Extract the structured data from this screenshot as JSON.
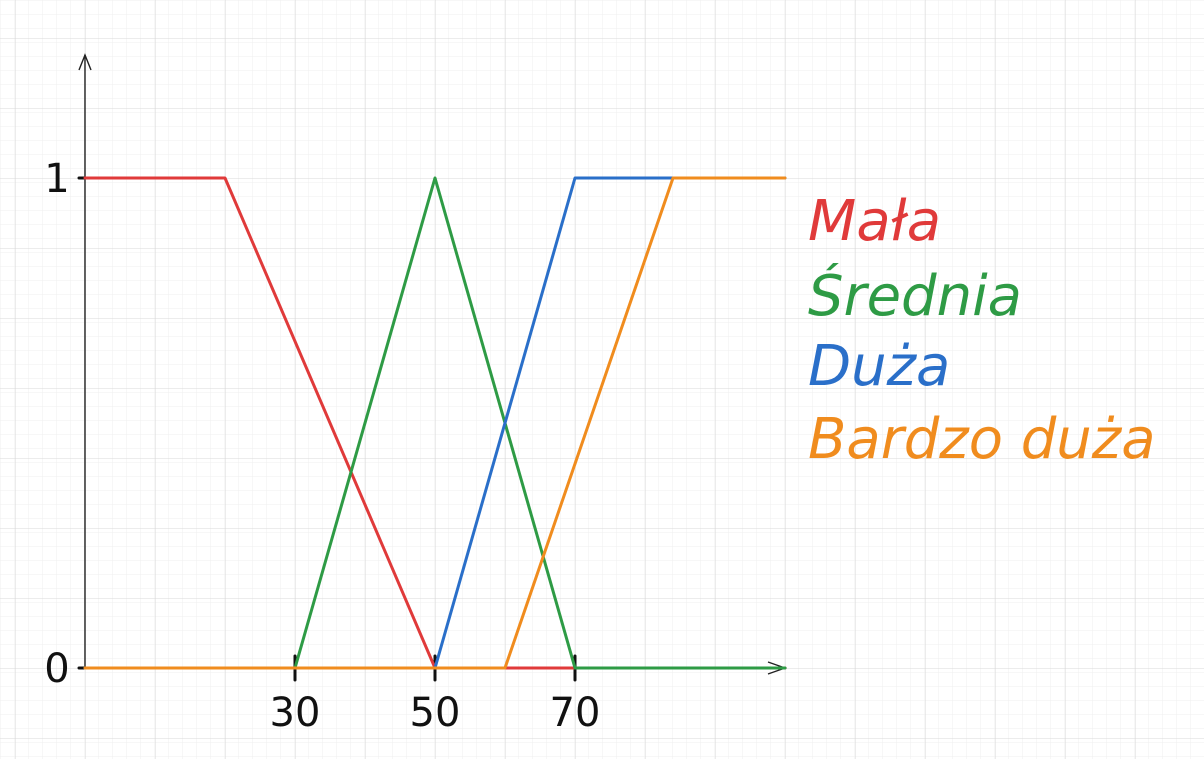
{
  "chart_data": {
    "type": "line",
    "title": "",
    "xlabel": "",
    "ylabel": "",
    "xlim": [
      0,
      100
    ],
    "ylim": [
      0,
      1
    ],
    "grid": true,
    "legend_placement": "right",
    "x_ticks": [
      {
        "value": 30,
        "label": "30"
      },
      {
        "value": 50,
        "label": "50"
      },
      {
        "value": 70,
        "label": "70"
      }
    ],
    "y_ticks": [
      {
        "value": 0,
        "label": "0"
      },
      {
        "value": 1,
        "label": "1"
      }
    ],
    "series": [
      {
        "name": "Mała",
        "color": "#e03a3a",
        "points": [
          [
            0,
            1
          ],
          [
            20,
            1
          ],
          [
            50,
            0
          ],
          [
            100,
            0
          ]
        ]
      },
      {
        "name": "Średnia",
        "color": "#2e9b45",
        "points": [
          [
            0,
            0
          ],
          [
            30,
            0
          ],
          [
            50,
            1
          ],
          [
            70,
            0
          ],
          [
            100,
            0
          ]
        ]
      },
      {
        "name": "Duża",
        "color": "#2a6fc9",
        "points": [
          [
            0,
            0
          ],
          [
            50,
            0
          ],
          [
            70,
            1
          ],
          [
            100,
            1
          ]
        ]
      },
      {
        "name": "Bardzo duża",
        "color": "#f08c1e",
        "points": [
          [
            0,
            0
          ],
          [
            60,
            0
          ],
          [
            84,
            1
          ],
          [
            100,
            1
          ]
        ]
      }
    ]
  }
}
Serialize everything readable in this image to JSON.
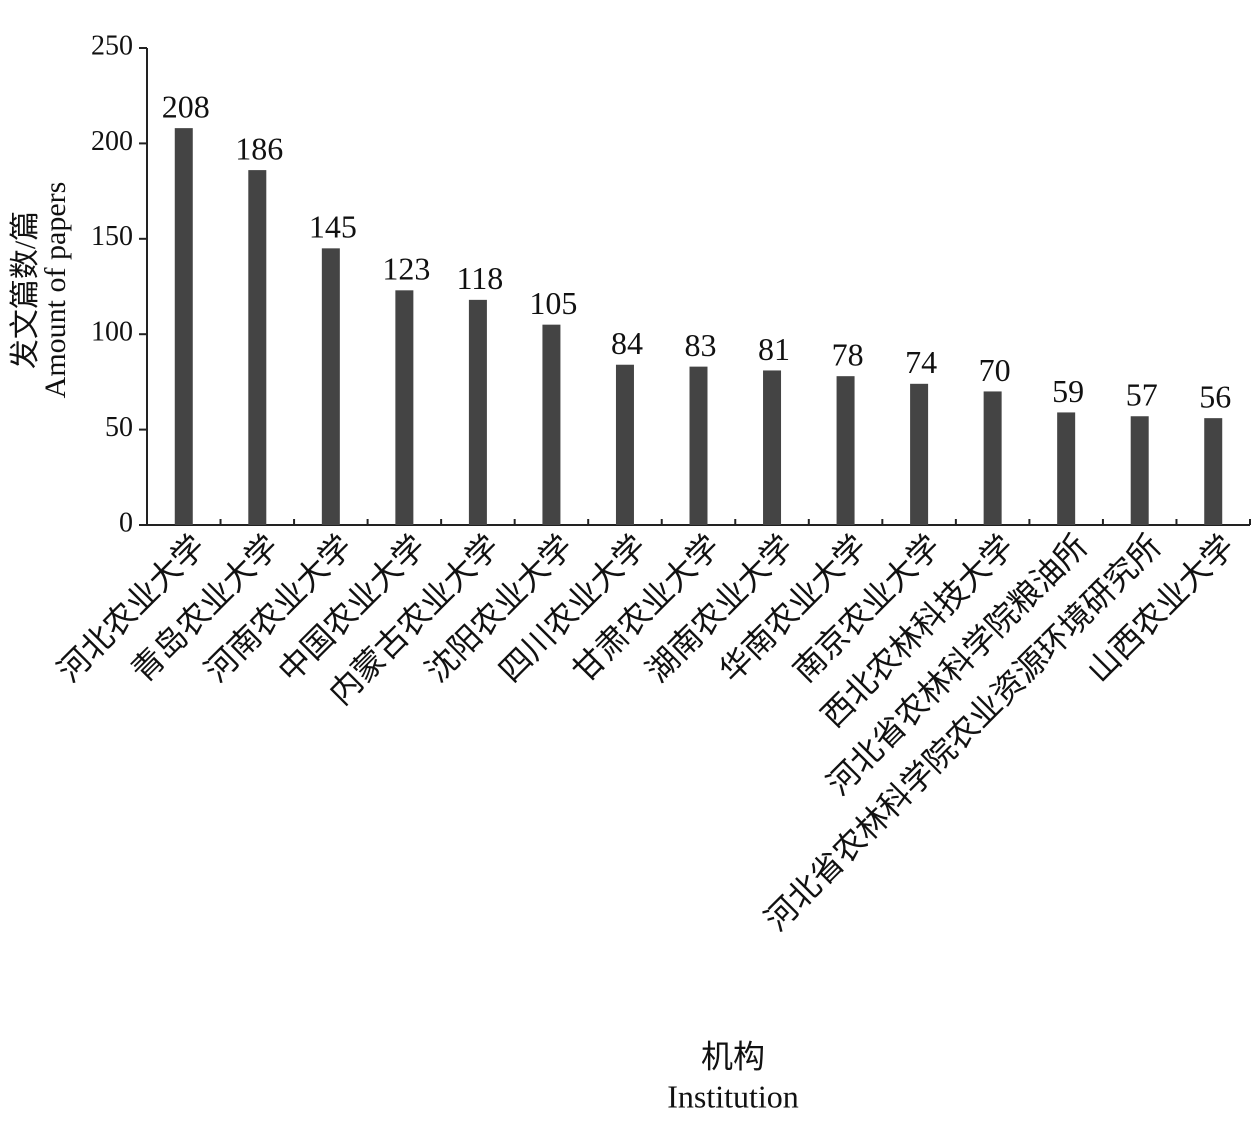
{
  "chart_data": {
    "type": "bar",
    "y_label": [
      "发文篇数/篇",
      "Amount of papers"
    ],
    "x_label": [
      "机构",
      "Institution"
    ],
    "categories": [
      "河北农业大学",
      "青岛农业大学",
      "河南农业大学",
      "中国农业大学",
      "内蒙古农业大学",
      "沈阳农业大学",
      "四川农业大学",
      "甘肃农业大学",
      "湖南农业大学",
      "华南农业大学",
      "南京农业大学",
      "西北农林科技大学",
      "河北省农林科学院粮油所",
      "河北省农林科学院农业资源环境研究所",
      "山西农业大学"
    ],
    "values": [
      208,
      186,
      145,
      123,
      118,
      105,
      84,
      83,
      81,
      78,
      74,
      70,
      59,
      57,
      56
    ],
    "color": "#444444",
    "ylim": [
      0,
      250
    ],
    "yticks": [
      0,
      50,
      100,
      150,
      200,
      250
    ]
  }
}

= = =

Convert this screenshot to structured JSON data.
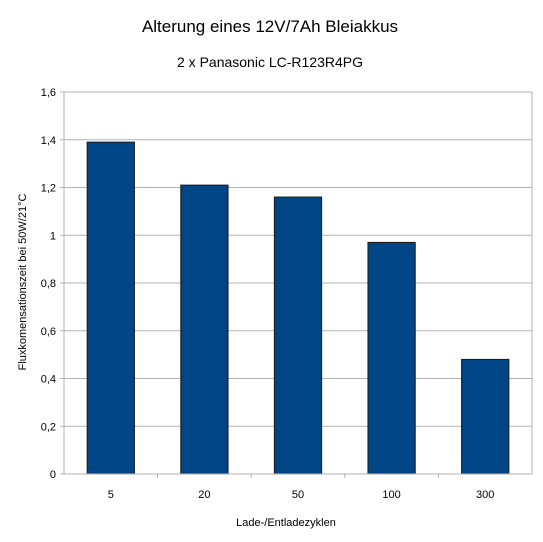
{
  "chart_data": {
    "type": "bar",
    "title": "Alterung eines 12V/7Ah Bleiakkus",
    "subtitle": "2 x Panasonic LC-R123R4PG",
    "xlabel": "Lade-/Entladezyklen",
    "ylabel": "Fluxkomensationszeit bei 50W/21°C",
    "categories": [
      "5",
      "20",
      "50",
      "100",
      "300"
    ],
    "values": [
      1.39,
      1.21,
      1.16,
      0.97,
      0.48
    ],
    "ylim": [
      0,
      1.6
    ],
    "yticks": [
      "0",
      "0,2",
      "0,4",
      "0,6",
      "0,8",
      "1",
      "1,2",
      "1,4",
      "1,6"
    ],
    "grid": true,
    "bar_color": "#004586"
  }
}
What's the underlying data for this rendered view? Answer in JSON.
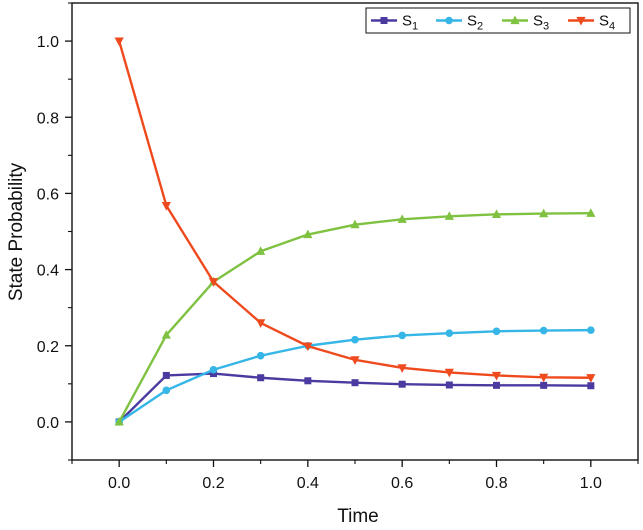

= = =

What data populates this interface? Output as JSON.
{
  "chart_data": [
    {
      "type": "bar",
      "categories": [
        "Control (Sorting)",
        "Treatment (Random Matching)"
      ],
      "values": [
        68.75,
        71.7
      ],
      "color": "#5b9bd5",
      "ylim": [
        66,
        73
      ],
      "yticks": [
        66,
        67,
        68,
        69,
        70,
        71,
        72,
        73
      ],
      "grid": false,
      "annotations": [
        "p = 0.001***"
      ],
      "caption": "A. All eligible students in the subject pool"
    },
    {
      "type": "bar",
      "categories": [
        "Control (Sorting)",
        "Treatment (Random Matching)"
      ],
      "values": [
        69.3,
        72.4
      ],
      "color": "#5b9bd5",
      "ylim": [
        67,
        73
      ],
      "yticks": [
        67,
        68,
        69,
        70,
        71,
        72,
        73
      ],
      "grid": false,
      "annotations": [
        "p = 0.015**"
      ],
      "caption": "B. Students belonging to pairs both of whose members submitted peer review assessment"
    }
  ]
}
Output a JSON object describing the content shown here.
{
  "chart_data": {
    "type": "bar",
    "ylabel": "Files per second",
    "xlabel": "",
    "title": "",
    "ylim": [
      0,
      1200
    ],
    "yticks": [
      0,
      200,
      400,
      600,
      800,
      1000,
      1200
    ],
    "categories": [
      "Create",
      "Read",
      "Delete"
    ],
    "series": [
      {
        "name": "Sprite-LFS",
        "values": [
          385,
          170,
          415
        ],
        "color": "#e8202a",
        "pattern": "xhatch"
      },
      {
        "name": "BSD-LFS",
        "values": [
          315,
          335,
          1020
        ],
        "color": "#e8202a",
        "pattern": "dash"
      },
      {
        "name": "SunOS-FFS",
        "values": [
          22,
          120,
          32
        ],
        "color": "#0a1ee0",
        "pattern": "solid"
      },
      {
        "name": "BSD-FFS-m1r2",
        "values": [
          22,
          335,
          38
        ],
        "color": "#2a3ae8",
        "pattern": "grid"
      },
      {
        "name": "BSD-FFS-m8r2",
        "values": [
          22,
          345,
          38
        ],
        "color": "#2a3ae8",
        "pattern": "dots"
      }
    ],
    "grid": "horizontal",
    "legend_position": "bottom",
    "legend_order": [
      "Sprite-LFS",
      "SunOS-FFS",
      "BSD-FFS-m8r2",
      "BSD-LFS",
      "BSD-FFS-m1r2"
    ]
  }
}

= = =

◆ **WHAT YOU SHOULD DO**
Write out word for word the lines above that run from the one with "Convert this screenshot" to the one with "What's the underlying". Include both end lines; exclude the images.

◆ **THE OUTPUT**
Convert this screenshot to structured JSON data.
{
  "chart_data": {
    "type": "bar",
    "title": "Alterung eines 12V/7Ah Bleiakkus",
    "subtitle": "2 x Panasonic LC-R123R4PG",
    "xlabel": "Lade-/Entladezyklen",
    "ylabel": "Fluxkomensationszeit bei 50W/21°C",
    "categories": [
      "5",
      "20",
      "50",
      "100",
      "300"
    ],
    "values": [
      1.39,
      1.21,
      1.16,
      0.97,
      0.48
    ],
    "ylim": [
      0,
      1.6
    ],
    "yticks": [
      "0",
      "0,2",
      "0,4",
      "0,6",
      "0,8",
      "1",
      "1,2",
      "1,4",
      "1,6"
    ],
    "grid": true,
    "bar_color": "#004586"
  }
}
What's the underlying data for this rendered view? Answer in JSON.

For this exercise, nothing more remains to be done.